— Begin —

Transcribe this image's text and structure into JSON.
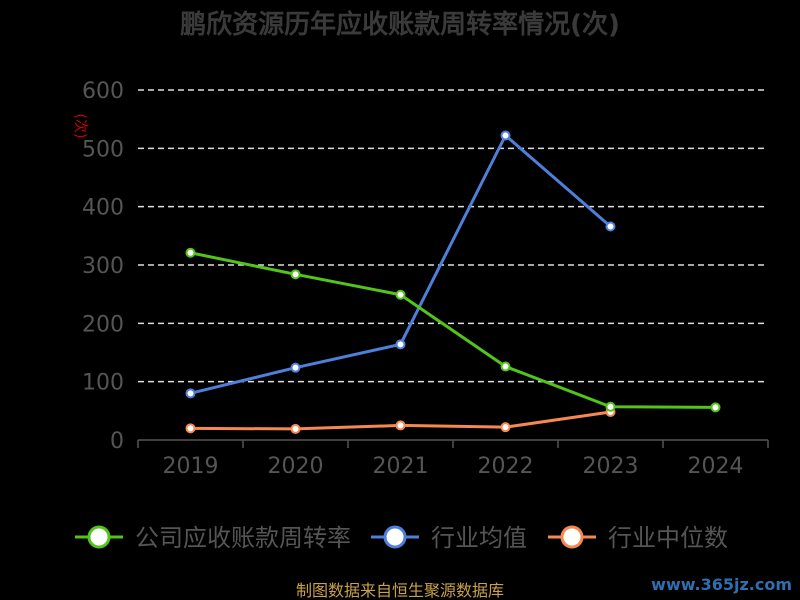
{
  "chart_data": {
    "type": "line",
    "title": "鹏欣资源历年应收账款周转率情况(次)",
    "ylabel": "(次)",
    "categories": [
      "2019",
      "2020",
      "2021",
      "2022",
      "2023",
      "2024"
    ],
    "ylim": [
      0,
      600
    ],
    "yticks": [
      0,
      100,
      200,
      300,
      400,
      500,
      600
    ],
    "grid": true,
    "legend_position": "bottom",
    "series": [
      {
        "name": "公司应收账款周转率",
        "color": "#52c41a",
        "values": [
          321,
          284,
          249,
          126,
          57,
          56
        ]
      },
      {
        "name": "行业均值",
        "color": "#4e7fdb",
        "values": [
          80,
          124,
          164,
          522,
          366,
          null
        ]
      },
      {
        "name": "行业中位数",
        "color": "#f5894f",
        "values": [
          20,
          19,
          25,
          22,
          48,
          null
        ]
      }
    ]
  },
  "footer": "制图数据来自恒生聚源数据库",
  "watermark": "www.365jz.com"
}
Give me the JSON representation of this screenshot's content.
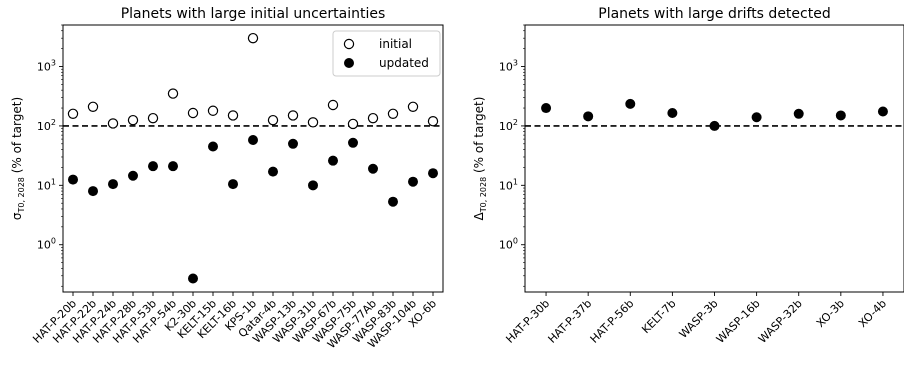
{
  "chart_data": [
    {
      "type": "scatter",
      "title": "Planets with large initial uncertainties",
      "ylabel_main": "σ",
      "ylabel_sub": "T0, 2028",
      "ylabel_rest": " (% of target)",
      "yscale": "log",
      "ylim": [
        0.16,
        5000
      ],
      "yticks": [
        {
          "value": 1,
          "base": "10",
          "exp": "0"
        },
        {
          "value": 10,
          "base": "10",
          "exp": "1"
        },
        {
          "value": 100,
          "base": "10",
          "exp": "2"
        },
        {
          "value": 1000,
          "base": "10",
          "exp": "3"
        }
      ],
      "reference_line": 100,
      "legend_position": "top-right",
      "categories": [
        "HAT-P-20b",
        "HAT-P-22b",
        "HAT-P-24b",
        "HAT-P-28b",
        "HAT-P-53b",
        "HAT-P-54b",
        "K2-30b",
        "KELT-15b",
        "KELT-16b",
        "KPS-1b",
        "Qatar-4b",
        "WASP-13b",
        "WASP-31b",
        "WASP-67b",
        "WASP-75b",
        "WASP-77Ab",
        "WASP-83b",
        "WASP-104b",
        "XO-6b"
      ],
      "series": [
        {
          "name": "initial",
          "marker": "open",
          "values": [
            160,
            210,
            110,
            125,
            135,
            350,
            165,
            180,
            150,
            3000,
            125,
            150,
            115,
            225,
            108,
            135,
            160,
            210,
            120
          ]
        },
        {
          "name": "updated",
          "marker": "filled",
          "values": [
            12.5,
            8,
            10.5,
            14.5,
            21,
            21,
            0.27,
            45,
            10.5,
            58,
            17,
            50,
            10,
            26,
            52,
            19,
            5.3,
            11.5,
            16
          ]
        }
      ]
    },
    {
      "type": "scatter",
      "title": "Planets with large drifts detected",
      "ylabel_main": "Δ",
      "ylabel_sub": "T0, 2028",
      "ylabel_rest": " (% of target)",
      "yscale": "log",
      "ylim": [
        0.16,
        5000
      ],
      "yticks": [
        {
          "value": 1,
          "base": "10",
          "exp": "0"
        },
        {
          "value": 10,
          "base": "10",
          "exp": "1"
        },
        {
          "value": 100,
          "base": "10",
          "exp": "2"
        },
        {
          "value": 1000,
          "base": "10",
          "exp": "3"
        }
      ],
      "reference_line": 100,
      "categories": [
        "HAT-P-30b",
        "HAT-P-37b",
        "HAT-P-56b",
        "KELT-7b",
        "WASP-3b",
        "WASP-16b",
        "WASP-32b",
        "XO-3b",
        "XO-4b"
      ],
      "series": [
        {
          "marker": "filled",
          "values": [
            200,
            145,
            235,
            165,
            100,
            140,
            160,
            150,
            175
          ]
        }
      ]
    }
  ]
}
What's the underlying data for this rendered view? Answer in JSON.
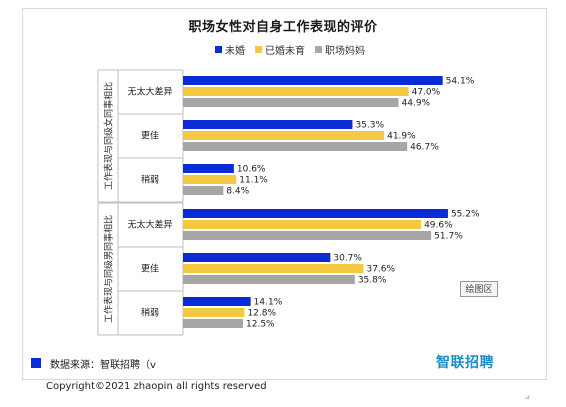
{
  "title": "职场女性对自身工作表现的评价",
  "legend_colors": {
    "未婚": "#0b2bd6",
    "已婚未育": "#f5c842",
    "职场妈妈": "#a6a6a6"
  },
  "chart_data": {
    "type": "bar",
    "orientation": "horizontal",
    "title": "职场女性对自身工作表现的评价",
    "groups": [
      {
        "label": "工作表现与同级女同事相比",
        "categories": [
          "无太大差异",
          "更佳",
          "稍弱"
        ]
      },
      {
        "label": "工作表现与同级男同事相比",
        "categories": [
          "无太大差异",
          "更佳",
          "稍弱"
        ]
      }
    ],
    "series": [
      {
        "name": "未婚",
        "color": "#0b2bd6",
        "values": [
          54.1,
          35.3,
          10.6,
          55.2,
          30.7,
          14.1
        ]
      },
      {
        "name": "已婚未育",
        "color": "#f5c842",
        "values": [
          47.0,
          41.9,
          11.1,
          49.6,
          37.6,
          12.8
        ]
      },
      {
        "name": "职场妈妈",
        "color": "#a6a6a6",
        "values": [
          44.9,
          46.7,
          8.4,
          51.7,
          35.8,
          12.5
        ]
      }
    ],
    "value_suffix": "%",
    "xlim": [
      0,
      60
    ],
    "legend_position": "top"
  },
  "button": {
    "label": "绘图区"
  },
  "footer": {
    "source": "数据来源：智联招聘（v",
    "brand": "智联招聘",
    "copyright": "Copyright©2021 zhaopin all rights reserved"
  },
  "corner_mark": "⊿"
}
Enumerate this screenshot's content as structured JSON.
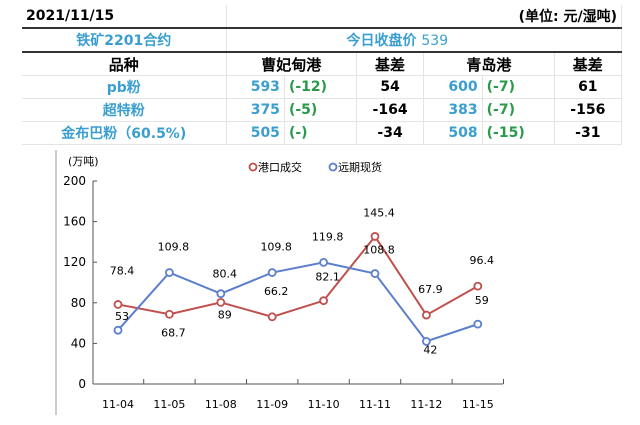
{
  "table": {
    "date": "2021/11/15",
    "unit": "(单位: 元/湿吨)",
    "contract": "铁矿2201合约",
    "close_label": "今日收盘价",
    "close_value": "539",
    "headers": [
      "品种",
      "曹妃甸港",
      "基差",
      "青岛港",
      "基差"
    ],
    "rows": [
      {
        "name": "pb粉",
        "cfd": "593",
        "cfd_chg": "(-12)",
        "cfd_basis": "54",
        "qd": "600",
        "qd_chg": "(-7)",
        "qd_basis": "61"
      },
      {
        "name": "超特粉",
        "cfd": "375",
        "cfd_chg": "(-5)",
        "cfd_basis": "-164",
        "qd": "383",
        "qd_chg": "(-7)",
        "qd_basis": "-156"
      },
      {
        "name": "金布巴粉（60.5%)",
        "cfd": "505",
        "cfd_chg": "(-)",
        "cfd_basis": "-34",
        "qd": "508",
        "qd_chg": "(-15)",
        "qd_basis": "-31"
      }
    ]
  },
  "chart_data": {
    "type": "line",
    "ylabel": "(万吨)",
    "ylim": [
      0,
      200
    ],
    "yticks": [
      0,
      40,
      80,
      120,
      160,
      200
    ],
    "categories": [
      "11-04",
      "11-05",
      "11-08",
      "11-09",
      "11-10",
      "11-11",
      "11-12",
      "11-15"
    ],
    "legend_position": "top",
    "series": [
      {
        "name": "港口成交",
        "color": "#c0504d",
        "values": [
          78.4,
          68.7,
          80.4,
          66.2,
          82.1,
          145.4,
          67.9,
          96.4
        ]
      },
      {
        "name": "远期现货",
        "color": "#5b7fcc",
        "values": [
          53,
          109.8,
          89,
          109.8,
          119.8,
          108.8,
          42,
          59
        ]
      }
    ]
  }
}
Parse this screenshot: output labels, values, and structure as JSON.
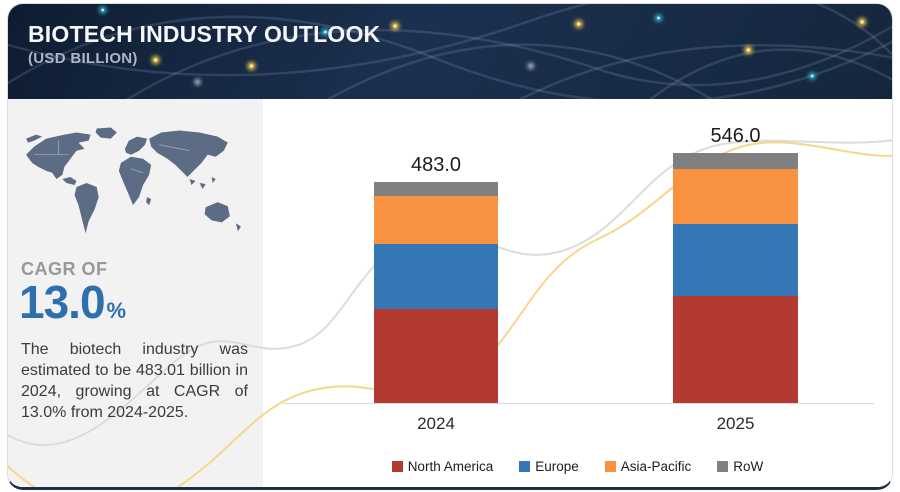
{
  "header": {
    "title": "BIOTECH INDUSTRY OUTLOOK",
    "subtitle": "(USD BILLION)"
  },
  "sidebar": {
    "cagr_label": "CAGR OF",
    "cagr_value": "13.0",
    "cagr_unit": "%",
    "description": "The biotech industry was estimated to be 483.01 billion in 2024, growing at CAGR of 13.0% from 2024-2025."
  },
  "chart_data": {
    "type": "bar",
    "stacked": true,
    "title": "Biotech Industry Outlook (USD Billion)",
    "categories": [
      "2024",
      "2025"
    ],
    "series": [
      {
        "name": "North America",
        "color": "#b33a31",
        "values": [
          205.5,
          233.5
        ]
      },
      {
        "name": "Europe",
        "color": "#3577b4",
        "values": [
          142.0,
          158.5
        ]
      },
      {
        "name": "Asia-Pacific",
        "color": "#f89140",
        "values": [
          105.0,
          120.0
        ]
      },
      {
        "name": "RoW",
        "color": "#808080",
        "values": [
          30.5,
          34.0
        ]
      }
    ],
    "totals": [
      483.0,
      546.0
    ],
    "total_labels": [
      "483.0",
      "546.0"
    ],
    "xlabel": "",
    "ylabel": "USD Billion",
    "ylim": [
      0,
      560
    ],
    "grid": false,
    "legend_position": "bottom"
  },
  "colors": {
    "header_bg": "#15273f",
    "accent_blue": "#2e6fae",
    "sidebar_bg": "#f2f2f3",
    "axis": "#d9d9d9",
    "curve_gray": "#dcdcdc",
    "curve_yellow": "#f5d78c",
    "map": "#5d6c85"
  }
}
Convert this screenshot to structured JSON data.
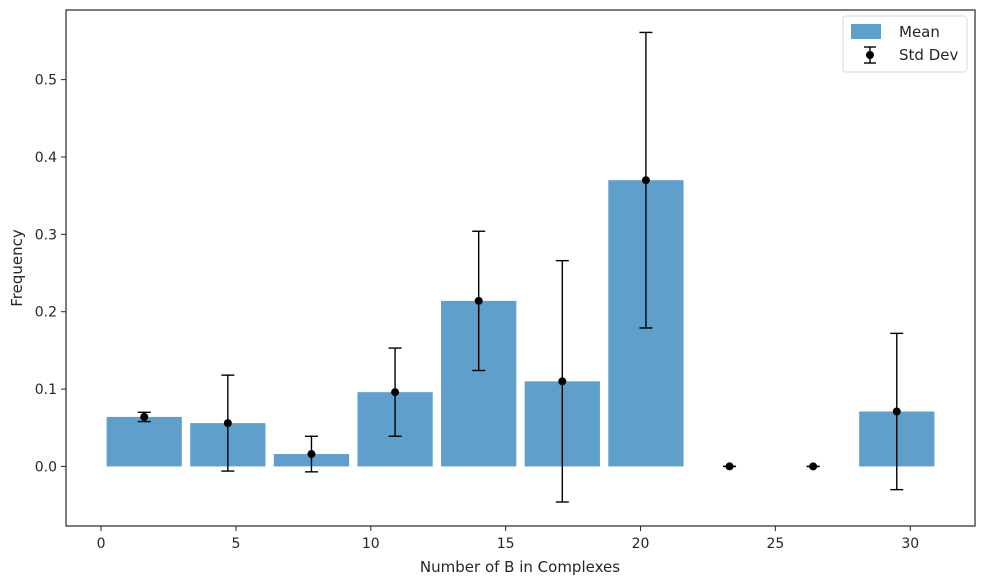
{
  "chart_data": {
    "type": "bar",
    "title": "",
    "xlabel": "Number of B in Complexes",
    "ylabel": "Frequency",
    "xlim": [
      -1.3,
      32.4
    ],
    "ylim": [
      -0.077,
      0.59
    ],
    "xticks": [
      0,
      5,
      10,
      15,
      20,
      25,
      30
    ],
    "yticks": [
      0.0,
      0.1,
      0.2,
      0.3,
      0.4,
      0.5
    ],
    "ytick_labels": [
      "0.0",
      "0.1",
      "0.2",
      "0.3",
      "0.4",
      "0.5"
    ],
    "grid": false,
    "legend_position": "top-right",
    "bar_color": "#5f9fcb",
    "errorbar_color": "#000000",
    "series": [
      {
        "name": "Mean",
        "x": [
          1.6,
          4.7,
          7.8,
          10.9,
          14.0,
          17.1,
          20.2,
          23.3,
          26.4,
          29.5
        ],
        "values": [
          0.064,
          0.056,
          0.016,
          0.096,
          0.214,
          0.11,
          0.37,
          0.0,
          0.0,
          0.071
        ]
      },
      {
        "name": "Std Dev",
        "x": [
          1.6,
          4.7,
          7.8,
          10.9,
          14.0,
          17.1,
          20.2,
          23.3,
          26.4,
          29.5
        ],
        "values": [
          0.064,
          0.056,
          0.016,
          0.096,
          0.214,
          0.11,
          0.37,
          0.0,
          0.0,
          0.071
        ],
        "error": [
          0.006,
          0.062,
          0.023,
          0.057,
          0.09,
          0.156,
          0.191,
          0.0,
          0.0,
          0.101
        ]
      }
    ],
    "bar_width": 2.79
  }
}
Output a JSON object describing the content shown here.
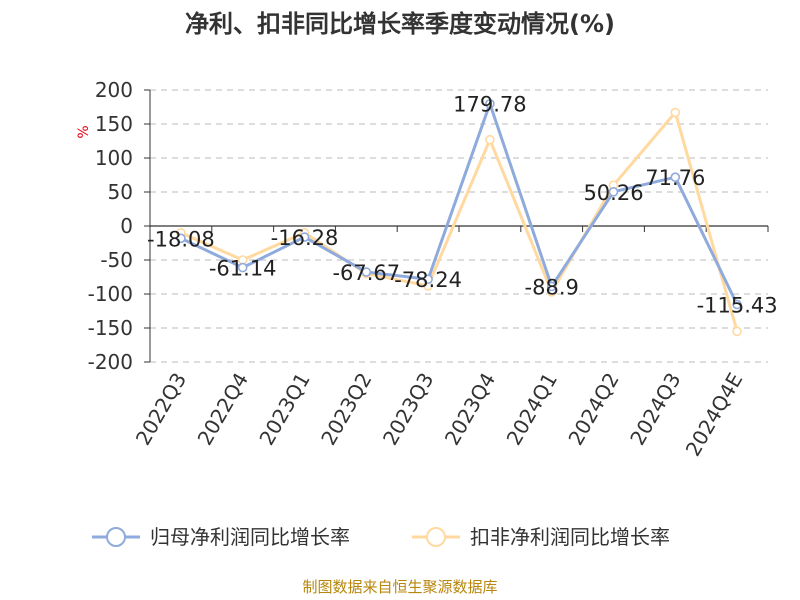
{
  "chart_data": {
    "type": "line",
    "title": "净利、扣非同比增长率季度变动情况(%)",
    "ylabel": "%",
    "ylim": [
      -200,
      200
    ],
    "yticks": [
      200,
      150,
      100,
      50,
      0,
      -50,
      -100,
      -150,
      -200
    ],
    "categories": [
      "2022Q3",
      "2022Q4",
      "2023Q1",
      "2023Q2",
      "2023Q3",
      "2023Q4",
      "2024Q1",
      "2024Q2",
      "2024Q3",
      "2024Q4E"
    ],
    "series": [
      {
        "name": "归母净利润同比增长率",
        "color": "#8faadc",
        "values": [
          -18.08,
          -61.14,
          -16.28,
          -67.67,
          -78.24,
          179.78,
          -88.9,
          50.26,
          71.76,
          -115.43
        ],
        "labels": [
          "-18.08",
          "-61.14",
          "-16.28",
          "-67.67",
          "-78.24",
          "179.78",
          "-88.9",
          "50.26",
          "71.76",
          "-115.43"
        ]
      },
      {
        "name": "扣非净利润同比增长率",
        "color": "#ffd9a0",
        "values": [
          -10,
          -50,
          -10,
          -70,
          -88,
          127,
          -97,
          60,
          167,
          -155
        ]
      }
    ],
    "grid": true,
    "legend_position": "bottom"
  },
  "source": "制图数据来自恒生聚源数据库"
}
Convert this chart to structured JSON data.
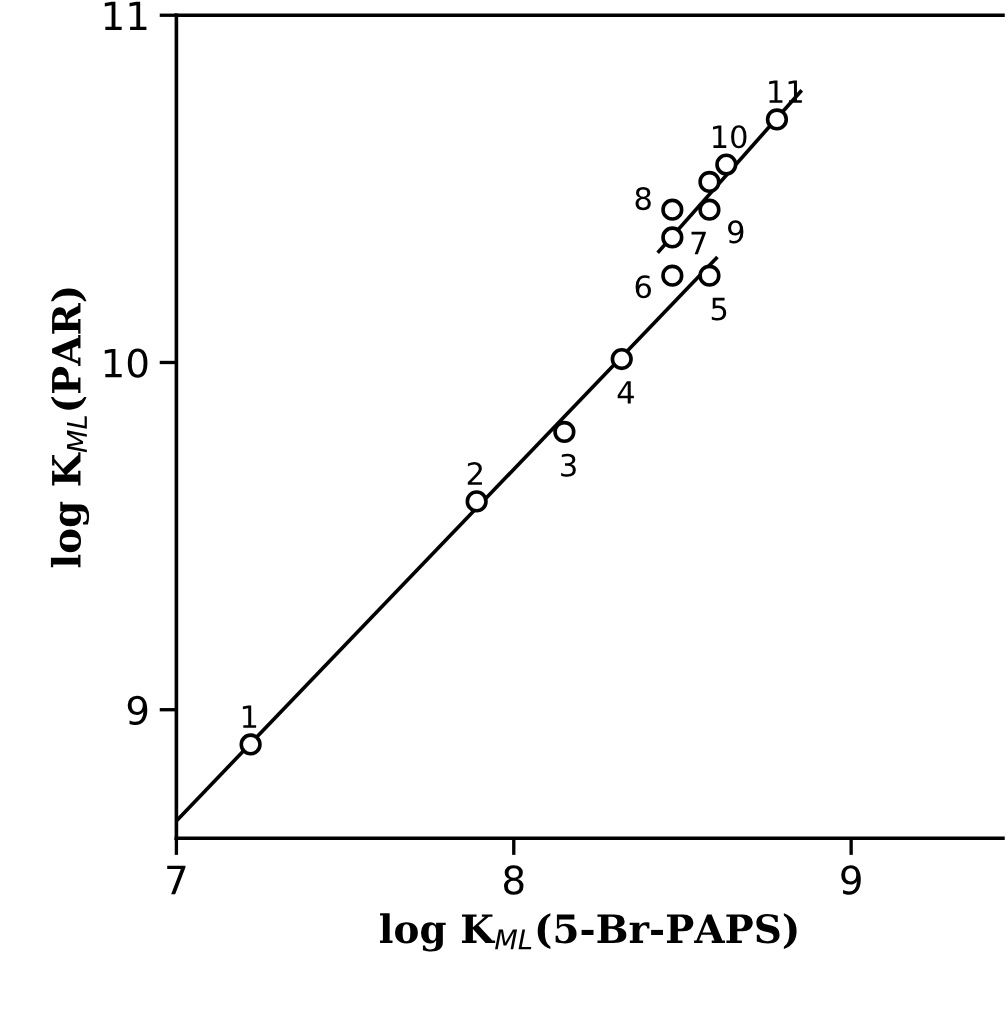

— End —

All lines that include "Convert" are to be gathered and copied.

◆ RESULT OF THE EXERCISE
Convert this screenshot to structured JSON data.
Convert this chart to structured JSON data.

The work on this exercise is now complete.